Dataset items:
● ● ● ● ● ● ●

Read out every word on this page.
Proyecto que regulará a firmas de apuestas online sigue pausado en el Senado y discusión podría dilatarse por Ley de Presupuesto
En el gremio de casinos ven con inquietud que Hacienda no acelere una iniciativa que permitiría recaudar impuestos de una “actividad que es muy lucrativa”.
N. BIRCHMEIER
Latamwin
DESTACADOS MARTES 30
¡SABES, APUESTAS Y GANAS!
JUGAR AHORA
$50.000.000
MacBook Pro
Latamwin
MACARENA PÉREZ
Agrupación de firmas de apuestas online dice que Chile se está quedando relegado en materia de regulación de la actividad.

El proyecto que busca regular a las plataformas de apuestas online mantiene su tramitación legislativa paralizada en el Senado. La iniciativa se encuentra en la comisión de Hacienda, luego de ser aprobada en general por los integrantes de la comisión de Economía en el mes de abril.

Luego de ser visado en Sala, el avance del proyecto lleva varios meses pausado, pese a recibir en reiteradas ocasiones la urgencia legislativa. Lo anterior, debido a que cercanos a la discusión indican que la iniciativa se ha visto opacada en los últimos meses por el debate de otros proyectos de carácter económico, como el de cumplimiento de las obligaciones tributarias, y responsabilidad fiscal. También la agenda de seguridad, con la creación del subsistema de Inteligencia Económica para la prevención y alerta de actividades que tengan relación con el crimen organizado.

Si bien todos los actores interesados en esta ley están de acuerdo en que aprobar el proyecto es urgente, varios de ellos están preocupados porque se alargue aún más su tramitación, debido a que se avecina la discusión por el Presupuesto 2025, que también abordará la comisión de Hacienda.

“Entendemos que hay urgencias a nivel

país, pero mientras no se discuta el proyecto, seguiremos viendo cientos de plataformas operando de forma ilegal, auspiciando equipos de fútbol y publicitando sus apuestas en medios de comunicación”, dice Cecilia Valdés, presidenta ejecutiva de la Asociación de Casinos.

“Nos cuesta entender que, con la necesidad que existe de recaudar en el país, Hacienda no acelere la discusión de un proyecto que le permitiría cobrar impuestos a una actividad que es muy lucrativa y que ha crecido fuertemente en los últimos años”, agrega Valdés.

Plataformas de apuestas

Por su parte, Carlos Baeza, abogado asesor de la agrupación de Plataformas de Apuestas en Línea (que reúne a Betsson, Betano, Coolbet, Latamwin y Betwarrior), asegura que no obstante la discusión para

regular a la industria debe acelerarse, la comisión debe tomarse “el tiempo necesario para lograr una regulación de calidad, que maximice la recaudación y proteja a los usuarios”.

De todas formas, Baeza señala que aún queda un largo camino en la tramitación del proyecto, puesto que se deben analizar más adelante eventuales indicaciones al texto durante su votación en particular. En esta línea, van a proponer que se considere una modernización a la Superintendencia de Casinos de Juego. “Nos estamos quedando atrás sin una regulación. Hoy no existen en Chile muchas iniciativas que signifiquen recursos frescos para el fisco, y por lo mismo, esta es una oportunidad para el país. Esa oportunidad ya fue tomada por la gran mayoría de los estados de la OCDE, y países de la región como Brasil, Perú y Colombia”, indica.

● ● ● ● ● ● ●

Return every line containing "Valdés".

país, pero mientras no se discuta el proyecto, seguiremos viendo cientos de plataformas operando de forma ilegal, auspiciando equipos de fútbol y publicitando sus apuestas en medios de comunicación”, dice Cecilia Valdés, presidenta ejecutiva de la Asociación de Casinos.
“Nos cuesta entender que, con la necesidad que existe de recaudar en el país, Hacienda no acelere la discusión de un proyecto que le permitiría cobrar impuestos a una actividad que es muy lucrativa y que ha crecido fuertemente en los últimos años”, agrega Valdés.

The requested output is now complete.